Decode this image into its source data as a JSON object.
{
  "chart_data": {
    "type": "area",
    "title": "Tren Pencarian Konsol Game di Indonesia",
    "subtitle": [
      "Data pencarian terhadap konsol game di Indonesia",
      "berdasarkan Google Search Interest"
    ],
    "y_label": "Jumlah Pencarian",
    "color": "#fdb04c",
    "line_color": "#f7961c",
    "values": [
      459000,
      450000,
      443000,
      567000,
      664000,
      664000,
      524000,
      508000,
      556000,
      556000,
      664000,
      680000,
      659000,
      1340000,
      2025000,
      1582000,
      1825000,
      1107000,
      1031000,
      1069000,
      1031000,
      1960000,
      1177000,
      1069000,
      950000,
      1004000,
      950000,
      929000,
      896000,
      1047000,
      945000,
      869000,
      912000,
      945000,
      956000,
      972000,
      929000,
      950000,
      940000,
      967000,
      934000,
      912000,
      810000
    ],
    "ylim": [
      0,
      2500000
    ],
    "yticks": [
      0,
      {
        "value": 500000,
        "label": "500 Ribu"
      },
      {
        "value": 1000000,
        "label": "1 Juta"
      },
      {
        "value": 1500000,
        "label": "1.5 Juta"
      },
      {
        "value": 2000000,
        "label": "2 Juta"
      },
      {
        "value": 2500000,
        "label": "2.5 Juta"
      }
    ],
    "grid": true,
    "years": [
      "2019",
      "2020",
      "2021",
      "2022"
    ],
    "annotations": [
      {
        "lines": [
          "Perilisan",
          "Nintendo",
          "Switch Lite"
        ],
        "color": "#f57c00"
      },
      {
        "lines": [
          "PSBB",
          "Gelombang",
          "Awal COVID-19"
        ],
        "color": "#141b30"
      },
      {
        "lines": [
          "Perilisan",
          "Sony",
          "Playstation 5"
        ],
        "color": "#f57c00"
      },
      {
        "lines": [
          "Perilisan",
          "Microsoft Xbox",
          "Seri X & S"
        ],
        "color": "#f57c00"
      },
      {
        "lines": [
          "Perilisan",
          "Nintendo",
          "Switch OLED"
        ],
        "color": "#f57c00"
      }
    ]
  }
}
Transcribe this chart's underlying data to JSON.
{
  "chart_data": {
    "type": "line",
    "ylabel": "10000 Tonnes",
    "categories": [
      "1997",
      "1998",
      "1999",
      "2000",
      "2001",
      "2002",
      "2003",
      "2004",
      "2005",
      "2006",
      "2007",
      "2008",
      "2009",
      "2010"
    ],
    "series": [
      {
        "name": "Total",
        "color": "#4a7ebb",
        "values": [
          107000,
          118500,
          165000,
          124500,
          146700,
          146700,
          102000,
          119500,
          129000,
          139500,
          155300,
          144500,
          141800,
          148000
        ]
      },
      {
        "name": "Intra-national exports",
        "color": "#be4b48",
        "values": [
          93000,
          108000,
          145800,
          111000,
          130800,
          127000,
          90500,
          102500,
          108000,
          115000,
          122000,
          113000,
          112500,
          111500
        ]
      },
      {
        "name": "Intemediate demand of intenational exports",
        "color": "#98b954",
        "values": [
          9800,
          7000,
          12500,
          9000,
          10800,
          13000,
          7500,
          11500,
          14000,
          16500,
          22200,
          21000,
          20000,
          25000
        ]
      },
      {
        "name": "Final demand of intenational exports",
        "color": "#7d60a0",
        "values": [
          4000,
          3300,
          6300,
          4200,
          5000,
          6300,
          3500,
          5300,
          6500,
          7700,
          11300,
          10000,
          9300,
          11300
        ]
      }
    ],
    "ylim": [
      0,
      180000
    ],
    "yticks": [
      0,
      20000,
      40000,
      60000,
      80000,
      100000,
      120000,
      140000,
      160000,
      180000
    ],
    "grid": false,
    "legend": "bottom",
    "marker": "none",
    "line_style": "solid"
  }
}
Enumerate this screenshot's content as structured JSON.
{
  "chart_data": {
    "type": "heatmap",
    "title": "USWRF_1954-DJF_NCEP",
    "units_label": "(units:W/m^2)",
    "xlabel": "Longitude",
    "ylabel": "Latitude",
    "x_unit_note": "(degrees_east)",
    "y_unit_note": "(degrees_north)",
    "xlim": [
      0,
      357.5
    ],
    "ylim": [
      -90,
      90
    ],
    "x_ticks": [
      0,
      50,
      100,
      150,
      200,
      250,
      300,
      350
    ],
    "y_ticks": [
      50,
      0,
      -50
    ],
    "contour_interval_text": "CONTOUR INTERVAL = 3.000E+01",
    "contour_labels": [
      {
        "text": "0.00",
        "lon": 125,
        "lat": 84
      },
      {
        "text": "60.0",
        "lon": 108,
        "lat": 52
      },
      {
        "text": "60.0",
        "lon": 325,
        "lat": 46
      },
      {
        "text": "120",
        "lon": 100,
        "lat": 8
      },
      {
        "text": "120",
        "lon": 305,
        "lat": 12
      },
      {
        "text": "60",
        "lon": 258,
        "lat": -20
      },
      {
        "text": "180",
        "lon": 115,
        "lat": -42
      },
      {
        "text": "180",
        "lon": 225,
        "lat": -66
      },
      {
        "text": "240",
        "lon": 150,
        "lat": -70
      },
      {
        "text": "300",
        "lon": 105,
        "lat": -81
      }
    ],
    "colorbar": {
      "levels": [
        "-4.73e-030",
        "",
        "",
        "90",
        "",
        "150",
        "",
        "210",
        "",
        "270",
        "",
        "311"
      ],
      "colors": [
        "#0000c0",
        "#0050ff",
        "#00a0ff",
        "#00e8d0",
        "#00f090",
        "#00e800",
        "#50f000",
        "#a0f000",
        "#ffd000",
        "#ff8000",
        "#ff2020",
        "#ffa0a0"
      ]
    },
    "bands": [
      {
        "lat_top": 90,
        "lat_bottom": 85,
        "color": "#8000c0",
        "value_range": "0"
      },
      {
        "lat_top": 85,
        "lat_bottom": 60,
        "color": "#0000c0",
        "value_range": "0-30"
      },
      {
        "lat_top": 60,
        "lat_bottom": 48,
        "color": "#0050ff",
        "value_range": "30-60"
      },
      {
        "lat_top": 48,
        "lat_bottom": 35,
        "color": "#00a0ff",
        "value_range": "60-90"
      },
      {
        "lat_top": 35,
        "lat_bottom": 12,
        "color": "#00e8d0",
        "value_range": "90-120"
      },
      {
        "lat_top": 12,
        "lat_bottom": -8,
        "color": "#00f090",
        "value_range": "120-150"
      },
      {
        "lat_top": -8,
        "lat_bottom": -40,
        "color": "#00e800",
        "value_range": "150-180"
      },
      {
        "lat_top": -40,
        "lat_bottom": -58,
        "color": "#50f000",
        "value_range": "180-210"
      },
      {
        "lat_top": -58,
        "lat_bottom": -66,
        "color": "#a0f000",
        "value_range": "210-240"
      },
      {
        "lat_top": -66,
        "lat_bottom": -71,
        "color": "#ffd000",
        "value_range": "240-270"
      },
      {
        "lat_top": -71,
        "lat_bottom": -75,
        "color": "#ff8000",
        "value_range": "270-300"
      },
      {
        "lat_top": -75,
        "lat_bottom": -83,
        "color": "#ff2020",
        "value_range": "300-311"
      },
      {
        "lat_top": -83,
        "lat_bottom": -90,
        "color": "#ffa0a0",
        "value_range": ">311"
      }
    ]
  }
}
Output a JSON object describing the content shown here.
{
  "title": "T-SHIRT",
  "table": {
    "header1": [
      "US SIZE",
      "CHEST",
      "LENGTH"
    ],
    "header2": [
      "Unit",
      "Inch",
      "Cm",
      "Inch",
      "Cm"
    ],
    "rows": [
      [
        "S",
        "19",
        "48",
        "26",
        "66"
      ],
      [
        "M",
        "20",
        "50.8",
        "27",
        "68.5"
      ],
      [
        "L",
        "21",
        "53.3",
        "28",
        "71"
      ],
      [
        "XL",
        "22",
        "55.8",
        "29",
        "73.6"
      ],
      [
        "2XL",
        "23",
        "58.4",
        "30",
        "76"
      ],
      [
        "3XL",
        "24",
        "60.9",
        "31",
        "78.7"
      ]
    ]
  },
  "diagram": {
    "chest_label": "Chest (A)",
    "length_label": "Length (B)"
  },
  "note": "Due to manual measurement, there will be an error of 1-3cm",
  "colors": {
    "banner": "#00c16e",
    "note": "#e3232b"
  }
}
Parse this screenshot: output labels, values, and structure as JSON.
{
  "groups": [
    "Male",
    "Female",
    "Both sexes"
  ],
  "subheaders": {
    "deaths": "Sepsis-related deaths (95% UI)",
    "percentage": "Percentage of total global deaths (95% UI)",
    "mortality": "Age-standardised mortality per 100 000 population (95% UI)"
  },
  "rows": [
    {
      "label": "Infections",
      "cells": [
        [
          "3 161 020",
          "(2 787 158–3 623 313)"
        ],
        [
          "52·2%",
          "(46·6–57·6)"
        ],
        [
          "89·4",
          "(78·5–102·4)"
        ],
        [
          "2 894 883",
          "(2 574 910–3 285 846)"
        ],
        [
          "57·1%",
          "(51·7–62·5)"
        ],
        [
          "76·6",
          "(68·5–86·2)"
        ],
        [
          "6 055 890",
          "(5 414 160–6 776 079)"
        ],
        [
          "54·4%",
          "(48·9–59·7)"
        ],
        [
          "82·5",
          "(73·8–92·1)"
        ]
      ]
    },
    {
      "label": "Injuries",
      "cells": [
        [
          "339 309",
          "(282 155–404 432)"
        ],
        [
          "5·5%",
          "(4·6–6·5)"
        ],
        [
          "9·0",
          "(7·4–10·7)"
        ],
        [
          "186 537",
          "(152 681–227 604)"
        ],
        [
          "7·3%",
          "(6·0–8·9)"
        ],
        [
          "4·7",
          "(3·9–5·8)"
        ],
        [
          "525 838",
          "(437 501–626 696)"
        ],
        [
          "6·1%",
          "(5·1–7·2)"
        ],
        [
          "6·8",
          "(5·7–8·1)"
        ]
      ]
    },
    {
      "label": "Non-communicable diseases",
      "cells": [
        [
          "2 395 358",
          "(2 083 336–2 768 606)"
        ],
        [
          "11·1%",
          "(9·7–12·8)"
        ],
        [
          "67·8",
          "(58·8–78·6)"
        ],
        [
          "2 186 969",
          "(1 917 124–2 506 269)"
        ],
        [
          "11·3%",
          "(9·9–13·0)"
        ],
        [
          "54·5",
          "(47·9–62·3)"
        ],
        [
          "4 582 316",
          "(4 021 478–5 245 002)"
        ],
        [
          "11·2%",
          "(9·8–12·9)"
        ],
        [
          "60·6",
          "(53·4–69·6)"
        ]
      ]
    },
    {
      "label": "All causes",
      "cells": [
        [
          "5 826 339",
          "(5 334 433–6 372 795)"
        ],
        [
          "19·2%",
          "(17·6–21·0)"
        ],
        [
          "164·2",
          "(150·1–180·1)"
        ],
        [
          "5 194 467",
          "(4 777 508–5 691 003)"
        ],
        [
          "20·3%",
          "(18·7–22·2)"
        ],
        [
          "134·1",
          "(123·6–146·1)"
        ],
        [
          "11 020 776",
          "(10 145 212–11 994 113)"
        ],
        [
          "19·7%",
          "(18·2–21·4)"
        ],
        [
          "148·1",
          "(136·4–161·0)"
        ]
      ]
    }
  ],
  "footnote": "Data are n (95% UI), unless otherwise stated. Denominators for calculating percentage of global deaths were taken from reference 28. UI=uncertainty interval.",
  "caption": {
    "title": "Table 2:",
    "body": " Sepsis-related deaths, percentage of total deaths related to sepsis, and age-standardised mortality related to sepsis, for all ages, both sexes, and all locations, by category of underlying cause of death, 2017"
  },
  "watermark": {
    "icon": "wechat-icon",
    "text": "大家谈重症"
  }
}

• Problem statement: Copy out every line holding the string "exports".

• Finished task:
        "name": "Intra-national exports",
        "name": "Intemediate demand of intenational exports",
        "name": "Final demand of intenational exports",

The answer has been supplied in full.